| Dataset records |
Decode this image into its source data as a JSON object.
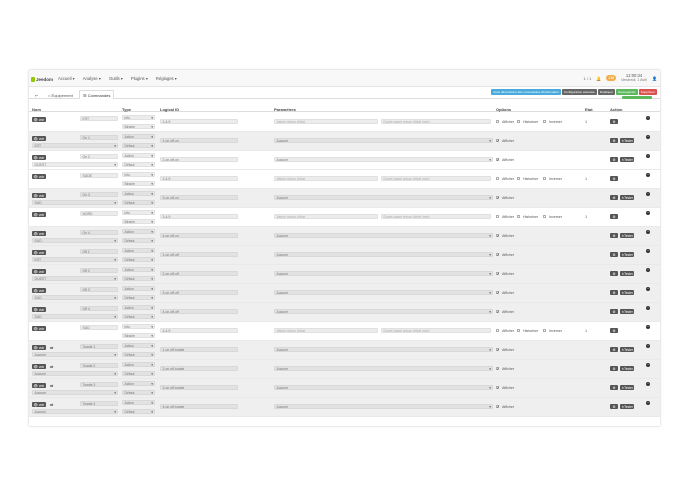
{
  "navbar": {
    "logo": "Jeedom",
    "menu": [
      "Accueil ▾",
      "Analyse ▾",
      "Outils ▾",
      "Plugins ▾",
      "Réglages ▾"
    ],
    "ratio": "1 / 1",
    "badge": "138",
    "time": "12:00:34",
    "date": "Vendredi, 1 Avril"
  },
  "tabs": {
    "back_icon": "↩",
    "equipment": "Équipement",
    "commands": "Commandes"
  },
  "actions": [
    {
      "label": "Avec dimensions des commandes d'information",
      "color": "blue"
    },
    {
      "label": "Configuration avancée",
      "color": "gray"
    },
    {
      "label": "Dupliquer",
      "color": "gray"
    },
    {
      "label": "Sauvegarder",
      "color": "green"
    },
    {
      "label": "Supprimer",
      "color": "red"
    }
  ],
  "headers": {
    "nom": "Nom",
    "type": "Type",
    "logical": "Logical ID",
    "params": "Paramètres",
    "options": "Options",
    "etat": "Etat",
    "action": "Action"
  },
  "common": {
    "voir": "voir",
    "type_info": "info",
    "type_action": "Action",
    "sub_binary": "Binaire",
    "sub_default": "Défaut",
    "value_ph": "Valeur retour d'état",
    "delay_ph": "Durée avant retour d'état (min)",
    "aucune": "Aucune",
    "afficher": "Afficher",
    "historiser": "Historiser",
    "inverser": "Inverser",
    "tester": "Tester",
    "gear": "⚙",
    "minus": "−"
  },
  "rows": [
    {
      "kind": "info",
      "name": "EST",
      "logical": "1-4-9",
      "etat": "1"
    },
    {
      "kind": "action",
      "name": "On 1",
      "parent": "EST",
      "logical": "1-on,off-on"
    },
    {
      "kind": "info",
      "name": "On 2",
      "logical": "2-on,off-on",
      "kind2": "action",
      "parent": "OUEST"
    },
    {
      "kind": "info",
      "name": "SUDE",
      "logical": "2-4-9",
      "etat": "1"
    },
    {
      "kind": "action",
      "name": "On 3",
      "parent": "SUD",
      "logical": "3-on,off-on"
    },
    {
      "kind": "info",
      "name": "NORD",
      "logical": "3-4-9",
      "etat": "1"
    },
    {
      "kind": "action",
      "name": "On 4",
      "parent": "SUD",
      "logical": "4-on,off-on"
    },
    {
      "kind": "action",
      "name": "Off 1",
      "parent": "EST",
      "logical": "1-on,off-off"
    },
    {
      "kind": "action",
      "name": "Off 2",
      "parent": "OUEST",
      "logical": "2-on,off-off"
    },
    {
      "kind": "action",
      "name": "Off 3",
      "parent": "SUD",
      "logical": "3-on,off-off"
    },
    {
      "kind": "action",
      "name": "Off 4",
      "parent": "SUD",
      "logical": "4-on,off-off"
    },
    {
      "kind": "info",
      "name": "SUD",
      "logical": "4-4-9",
      "etat": "1"
    },
    {
      "kind": "toggle",
      "name": "Toggle 1",
      "parent": "Aucune",
      "logical": "1-on,off-toggle"
    },
    {
      "kind": "toggle",
      "name": "Toggle 2",
      "parent": "Aucune",
      "logical": "2-on,off-toggle"
    },
    {
      "kind": "toggle",
      "name": "Toggle 3",
      "parent": "Aucune",
      "logical": "3-on,off-toggle"
    },
    {
      "kind": "toggle",
      "name": "Toggle 4",
      "parent": "Aucune",
      "logical": "4-on,off-toggle"
    }
  ],
  "colors": {
    "accent": "#94ca02",
    "dark_button": "#555555",
    "blue": "#4baadc",
    "green": "#5cb85c",
    "red": "#d9534f"
  }
}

| Task requirements |
Track down the lines that include the word "état" and copy them.

| Reply to the task |
    "value_ph": "Valeur retour d'état",
    "delay_ph": "Durée avant retour d'état (min)",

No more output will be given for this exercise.